Set down, word for word, the stretch of lines from the one containing "Read out every word on this page." to the end of the records below.

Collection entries
════════

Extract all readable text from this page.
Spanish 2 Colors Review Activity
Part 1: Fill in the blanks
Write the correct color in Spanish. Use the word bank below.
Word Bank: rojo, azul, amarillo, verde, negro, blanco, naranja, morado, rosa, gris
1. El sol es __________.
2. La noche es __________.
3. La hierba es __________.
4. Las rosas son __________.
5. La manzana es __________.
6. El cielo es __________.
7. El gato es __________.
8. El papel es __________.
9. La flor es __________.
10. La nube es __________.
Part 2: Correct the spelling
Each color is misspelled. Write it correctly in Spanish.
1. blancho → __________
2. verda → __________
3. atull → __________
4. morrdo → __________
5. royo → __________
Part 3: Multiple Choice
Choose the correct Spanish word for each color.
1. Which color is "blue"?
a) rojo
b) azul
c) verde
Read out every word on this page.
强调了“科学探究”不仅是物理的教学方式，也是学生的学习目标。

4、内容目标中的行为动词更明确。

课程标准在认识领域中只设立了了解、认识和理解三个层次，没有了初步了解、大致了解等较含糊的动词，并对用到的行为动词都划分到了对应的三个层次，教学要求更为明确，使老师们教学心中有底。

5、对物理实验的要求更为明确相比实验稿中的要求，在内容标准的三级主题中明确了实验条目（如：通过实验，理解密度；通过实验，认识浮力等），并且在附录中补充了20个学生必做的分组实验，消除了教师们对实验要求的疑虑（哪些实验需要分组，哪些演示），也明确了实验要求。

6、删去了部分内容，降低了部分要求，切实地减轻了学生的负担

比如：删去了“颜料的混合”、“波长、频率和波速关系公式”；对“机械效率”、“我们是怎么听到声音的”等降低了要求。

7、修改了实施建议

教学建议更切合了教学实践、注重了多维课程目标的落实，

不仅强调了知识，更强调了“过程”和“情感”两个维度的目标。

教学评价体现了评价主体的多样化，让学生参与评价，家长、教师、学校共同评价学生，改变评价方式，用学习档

════════

Written answer:
Read out every word on this page.
强调了“科学探究”不仅是物理的教学方式，也是学生的学习目标。

4、内容目标中的行为动词更明确。

课程标准在认识领域中只设立了了解、认识和理解三个层次，没有了初步了解、大致了解等较含糊的动词，并对用到的行为动词都划分到了对应的三个层次，教学要求更为明确，使老师们教学心中有底。

5、对物理实验的要求更为明确相比实验稿中的要求，在内容标准的三级主题中明确了实验条目（如：通过实验，理解密度；通过实验，认识浮力等），并且在附录中补充了20个学生必做的分组实验，消除了教师们对实验要求的疑虑（哪些实验需要分组，哪些演示），也明确了实验要求。

6、删去了部分内容，降低了部分要求，切实地减轻了学生的负担

比如：删去了“颜料的混合”、“波长、频率和波速关系公式”；对“机械效率”、“我们是怎么听到声音的”等降低了要求。

7、修改了实施建议

教学建议更切合了教学实践、注重了多维课程目标的落实，

不仅强调了知识，更强调了“过程”和“情感”两个维度的目标。

教学评价体现了评价主体的多样化，让学生参与评价，家长、教师、学校共同评价学生，改变评价方式，用学习档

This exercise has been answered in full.